LISTED ENTRIES -
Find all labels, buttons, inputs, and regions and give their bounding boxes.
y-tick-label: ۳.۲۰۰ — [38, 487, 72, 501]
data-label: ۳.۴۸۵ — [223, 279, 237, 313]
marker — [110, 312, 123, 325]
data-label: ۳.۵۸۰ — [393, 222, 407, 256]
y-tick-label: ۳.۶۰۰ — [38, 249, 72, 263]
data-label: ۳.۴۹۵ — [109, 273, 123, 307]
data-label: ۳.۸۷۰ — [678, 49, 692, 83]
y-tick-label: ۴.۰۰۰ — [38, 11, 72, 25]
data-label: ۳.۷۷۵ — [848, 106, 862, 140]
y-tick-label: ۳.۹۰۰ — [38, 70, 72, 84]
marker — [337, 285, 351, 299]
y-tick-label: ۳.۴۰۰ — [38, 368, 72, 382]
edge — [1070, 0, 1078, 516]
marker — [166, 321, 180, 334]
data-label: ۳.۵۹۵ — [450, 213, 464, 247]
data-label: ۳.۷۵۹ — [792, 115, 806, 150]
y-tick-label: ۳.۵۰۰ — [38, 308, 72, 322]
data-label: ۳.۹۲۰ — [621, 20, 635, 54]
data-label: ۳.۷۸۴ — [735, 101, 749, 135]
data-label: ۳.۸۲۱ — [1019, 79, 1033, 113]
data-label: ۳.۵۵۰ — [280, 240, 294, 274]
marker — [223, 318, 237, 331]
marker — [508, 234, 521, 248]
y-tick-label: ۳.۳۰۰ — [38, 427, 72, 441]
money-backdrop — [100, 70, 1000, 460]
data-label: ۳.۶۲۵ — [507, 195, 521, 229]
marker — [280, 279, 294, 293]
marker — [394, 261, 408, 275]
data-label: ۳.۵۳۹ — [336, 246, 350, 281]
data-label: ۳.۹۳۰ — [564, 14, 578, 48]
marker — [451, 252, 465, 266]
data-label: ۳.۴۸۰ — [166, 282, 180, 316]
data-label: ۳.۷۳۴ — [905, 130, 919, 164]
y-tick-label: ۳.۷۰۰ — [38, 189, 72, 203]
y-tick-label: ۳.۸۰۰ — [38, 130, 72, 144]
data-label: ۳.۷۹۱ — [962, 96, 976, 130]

WHAT YOU SHOULD DO -
Format all the rows above as a JSON list of strings, one string per line, leaving out any blank lines.

WRITTEN SOLUTION -
[
  "Find all labels, buttons, inputs, and regions and give their bounding boxes.",
  "y-tick-label: ۳.۲۰۰ — [38, 487, 72, 501]",
  "data-label: ۳.۴۸۵ — [223, 279, 237, 313]",
  "marker — [110, 312, 123, 325]",
  "data-label: ۳.۵۸۰ — [393, 222, 407, 256]",
  "y-tick-label: ۳.۶۰۰ — [38, 249, 72, 263]",
  "data-label: ۳.۴۹۵ — [109, 273, 123, 307]",
  "data-label: ۳.۸۷۰ — [678, 49, 692, 83]",
  "y-tick-label: ۴.۰۰۰ — [38, 11, 72, 25]",
  "data-label: ۳.۷۷۵ — [848, 106, 862, 140]",
  "y-tick-label: ۳.۹۰۰ — [38, 70, 72, 84]",
  "marker — [337, 285, 351, 299]",
  "y-tick-label: ۳.۴۰۰ — [38, 368, 72, 382]",
  "edge — [1070, 0, 1078, 516]",
  "marker — [166, 321, 180, 334]",
  "data-label: ۳.۵۹۵ — [450, 213, 464, 247]",
  "data-label: ۳.۷۵۹ — [792, 115, 806, 150]",
  "y-tick-label: ۳.۵۰۰ — [38, 308, 72, 322]",
  "data-label: ۳.۹۲۰ — [621, 20, 635, 54]",
  "data-label: ۳.۷۸۴ — [735, 101, 749, 135]",
  "data-label: ۳.۸۲۱ — [1019, 79, 1033, 113]",
  "data-label: ۳.۵۵۰ — [280, 240, 294, 274]",
  "marker — [223, 318, 237, 331]",
  "marker — [508, 234, 521, 248]",
  "y-tick-label: ۳.۳۰۰ — [38, 427, 72, 441]",
  "money-backdrop — [100, 70, 1000, 460]",
  "data-label: ۳.۶۲۵ — [507, 195, 521, 229]",
  "marker — [280, 279, 294, 293]",
  "marker — [394, 261, 408, 275]",
  "data-label: ۳.۵۳۹ — [336, 246, 350, 281]",
  "data-label: ۳.۹۳۰ — [564, 14, 578, 48]",
  "marker — [451, 252, 465, 266]",
  "data-label: ۳.۴۸۰ — [166, 282, 180, 316]",
  "data-label: ۳.۷۳۴ — [905, 130, 919, 164]",
  "y-tick-label: ۳.۷۰۰ — [38, 189, 72, 203]",
  "y-tick-label: ۳.۸۰۰ — [38, 130, 72, 144]",
  "data-label: ۳.۷۹۱ — [962, 96, 976, 130]"
]